Mas nada me impressionava (com o perdão do trocadilho) tanto quanto aquelas figuras meio borradas que pareciam se dissolver conforme eu me aproximava delas. Tantas histórias em seus olhares: uma jovem dançava com um bem vestido senhor que a segurava firme, mas não conseguia impedir que seu olhar mirasse algo que não estava ali e, por mais que eu também tentasse descobrir, só ela mesma poderia saber o que merecia tanta atenção daquele distante par de olhos. As vozes das pessoas se misturavam à canção da qual pouco eu pouco entendia entre os “cherrie”, “amoureux”, “lendemain” e “toujours”. As moças me encantavam, as luzes e cores me cegavam até que, quando eu percebi, eu estava ao lado de uma mesa onde um homem, alheio à música e a alegria das pessoas dançando, preocupava-se com Montaigne e ainda assim merecia a atenção de duas moças que de filosofia pouco sabiam, mas de gestos e olhares entendiam bem.

[Instruções da tarefa] Segundo o trecho fornecido, por que quem narra não consegue descobrir o que a jovem que dança observa? Responda em uma a três frases. As linhas a seguir são material independente do trecho.

[Dados fornecidos]

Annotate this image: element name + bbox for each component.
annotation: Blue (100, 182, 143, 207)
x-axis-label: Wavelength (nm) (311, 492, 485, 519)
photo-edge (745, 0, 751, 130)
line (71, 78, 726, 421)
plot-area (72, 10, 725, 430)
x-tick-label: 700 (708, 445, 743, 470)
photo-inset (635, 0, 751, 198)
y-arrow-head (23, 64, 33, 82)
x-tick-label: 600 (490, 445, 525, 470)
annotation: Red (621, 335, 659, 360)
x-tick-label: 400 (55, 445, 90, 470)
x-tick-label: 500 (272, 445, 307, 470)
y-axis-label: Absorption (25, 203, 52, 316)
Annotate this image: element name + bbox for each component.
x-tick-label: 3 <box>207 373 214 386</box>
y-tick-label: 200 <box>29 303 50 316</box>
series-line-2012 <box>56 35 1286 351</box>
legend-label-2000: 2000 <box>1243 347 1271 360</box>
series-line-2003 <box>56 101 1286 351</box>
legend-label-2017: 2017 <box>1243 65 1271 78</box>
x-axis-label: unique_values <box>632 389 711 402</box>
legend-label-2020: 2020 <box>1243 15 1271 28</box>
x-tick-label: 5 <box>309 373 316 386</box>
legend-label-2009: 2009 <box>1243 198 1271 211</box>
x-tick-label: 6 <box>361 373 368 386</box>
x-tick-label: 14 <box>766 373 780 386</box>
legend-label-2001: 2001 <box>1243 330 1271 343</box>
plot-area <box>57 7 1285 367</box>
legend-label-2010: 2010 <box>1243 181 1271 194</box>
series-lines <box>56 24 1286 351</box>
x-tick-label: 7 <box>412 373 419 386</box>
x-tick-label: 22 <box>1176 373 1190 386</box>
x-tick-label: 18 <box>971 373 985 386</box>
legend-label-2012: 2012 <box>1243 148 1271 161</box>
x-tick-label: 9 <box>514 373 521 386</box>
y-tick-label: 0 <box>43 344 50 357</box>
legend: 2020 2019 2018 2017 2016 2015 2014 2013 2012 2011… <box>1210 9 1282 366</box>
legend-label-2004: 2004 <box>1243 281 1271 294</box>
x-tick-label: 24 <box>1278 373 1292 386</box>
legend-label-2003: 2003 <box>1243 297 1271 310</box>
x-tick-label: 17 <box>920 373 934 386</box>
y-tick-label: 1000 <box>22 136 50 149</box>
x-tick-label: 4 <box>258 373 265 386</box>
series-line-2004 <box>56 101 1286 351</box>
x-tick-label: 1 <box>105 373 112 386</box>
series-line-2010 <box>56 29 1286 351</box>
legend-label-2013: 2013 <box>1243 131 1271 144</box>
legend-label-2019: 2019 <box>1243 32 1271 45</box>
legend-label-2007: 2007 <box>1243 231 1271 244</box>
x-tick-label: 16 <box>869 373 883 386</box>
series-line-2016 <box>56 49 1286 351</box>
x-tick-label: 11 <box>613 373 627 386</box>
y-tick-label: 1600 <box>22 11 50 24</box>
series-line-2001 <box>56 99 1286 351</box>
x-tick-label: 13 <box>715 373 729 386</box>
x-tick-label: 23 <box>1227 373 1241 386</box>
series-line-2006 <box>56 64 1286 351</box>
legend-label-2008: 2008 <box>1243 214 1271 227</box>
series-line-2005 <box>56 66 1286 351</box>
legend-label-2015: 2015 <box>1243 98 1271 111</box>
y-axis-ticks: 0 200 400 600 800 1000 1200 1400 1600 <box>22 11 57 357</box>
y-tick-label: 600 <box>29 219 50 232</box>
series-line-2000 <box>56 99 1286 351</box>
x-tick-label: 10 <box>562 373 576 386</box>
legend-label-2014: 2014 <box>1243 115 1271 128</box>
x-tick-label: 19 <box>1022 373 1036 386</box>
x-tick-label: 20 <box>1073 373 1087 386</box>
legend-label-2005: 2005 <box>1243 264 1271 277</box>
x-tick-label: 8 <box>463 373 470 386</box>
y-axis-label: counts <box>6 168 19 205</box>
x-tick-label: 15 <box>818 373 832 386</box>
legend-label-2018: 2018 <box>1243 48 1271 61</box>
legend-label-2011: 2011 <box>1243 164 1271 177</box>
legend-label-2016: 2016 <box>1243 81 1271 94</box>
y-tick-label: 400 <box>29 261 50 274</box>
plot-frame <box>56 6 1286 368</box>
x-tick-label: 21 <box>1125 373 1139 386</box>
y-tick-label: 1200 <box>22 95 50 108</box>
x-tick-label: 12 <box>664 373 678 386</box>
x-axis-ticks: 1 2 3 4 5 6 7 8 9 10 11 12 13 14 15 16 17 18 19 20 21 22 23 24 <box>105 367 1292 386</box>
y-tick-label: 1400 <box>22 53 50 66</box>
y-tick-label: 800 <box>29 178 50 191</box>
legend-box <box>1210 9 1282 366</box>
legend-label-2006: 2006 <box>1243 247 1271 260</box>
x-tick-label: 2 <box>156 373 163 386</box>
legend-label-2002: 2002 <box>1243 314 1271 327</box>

[Resposta completa] O olhar da jovem mirava algo que não estava ali. Por isso, por mais que quem narra tentasse descobrir, só ela mesma poderia saber o que merecia tanta atenção.